Что требуется =
Замените «пустой сосуд» на «полый сосуд» и приведите весь текст об интегральном городе от слов «Редуцируя город к» вплоть до слов «т.ч. к городу.».

Фрагмент страницы =
——

Редуцируя город к системе холонов, М. Хэмилтон обосновывает свое понимание города на позициях философско-методологического течения, в котором считается, что для решения задачи интеграции знания достаточно понятий «система» и «эмерджентность». Как система холонов, городская природа представляется как пустой сосуд – контейнер [Хэмилтон 2013: 103]: в него могут быть интегрированы материя, энергия, информация, а также люди. Поэтому город имеет и свои границы, и свою динамику [Хэмилтон 2013: 129], но его фундаментальная «интегральность» представляется как нечто отдельное (отделимое) от природного, технологического и человеческого наполнения, которое мы видим в городе [Хэмилтон 2013: 161-162]. Нарисованная «интегральная» система имеет универсальный характер и может быть приложена к различным объектам, в т.ч. к городу.

Второй и третий смысловые слои концепта «интегрального города» г-жи Хэмилтон связаны с расположенным в «контейнере» наполнением, где в перечне значатся четыре компонента («четырехсекторная карта») интегрального города: «субъективный» («я»), «межсубъективный» («мы/вы»), «объективный» («оно») и «межобъективный» («они») [Хэмилтон 2013: 181-182]. При этом предлагается переосмысление природы сознания. «Становится все более очевидно, – пишет М. Хэмилтон, – что сознание – это фундаментальное свойство Вселенной», а мы, люди, – «суть его выражения, имеющие способность быть ему свидетелями, проводниками и, возможно, даже теми, кто его расширяет» [Хэмилтон 2013: 264, 265]. «Интегральный город» как способ рассмотрения гра-дополитики, таким образом, встраивает человека в глобальную экосреду.

——

Исходные данные =

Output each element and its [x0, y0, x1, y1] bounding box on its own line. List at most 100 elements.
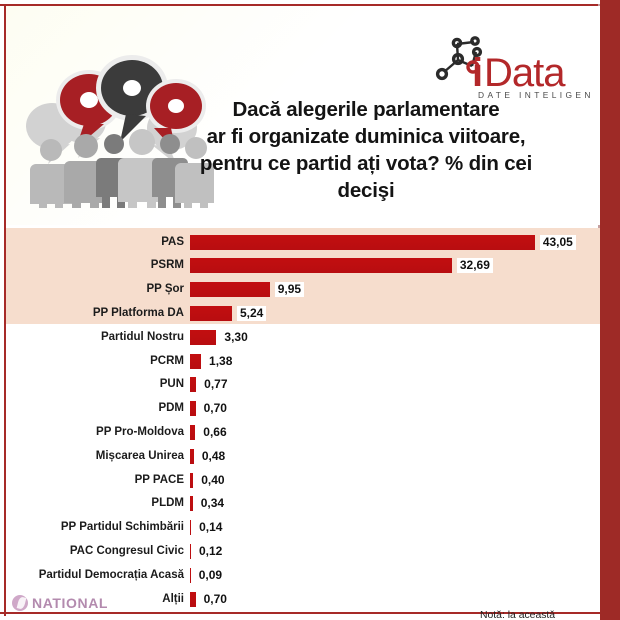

——

Ответ на задание =
Редуцируя город к системе холонов, М. Хэмилтон обосновывает свое понимание города на позициях философско-методологического течения, в котором считается, что для решения задачи интеграции знания достаточно понятий «система» и «эмерджентность». Как система холонов, городская природа представляется как полый сосуд – контейнер [Хэмилтон 2013: 103]: в него могут быть интегрированы материя, энергия, информация, а также люди. Поэтому город имеет и свои границы, и свою динамику [Хэмилтон 2013: 129], но его фундаментальная «интегральность» представляется как нечто отдельное (отделимое) от природного, технологического и человеческого наполнения, которое мы видим в городе [Хэмилтон 2013: 161-162]. Нарисованная «интегральная» система имеет универсальный характер и может быть приложена к различным объектам, в т.ч. к городу.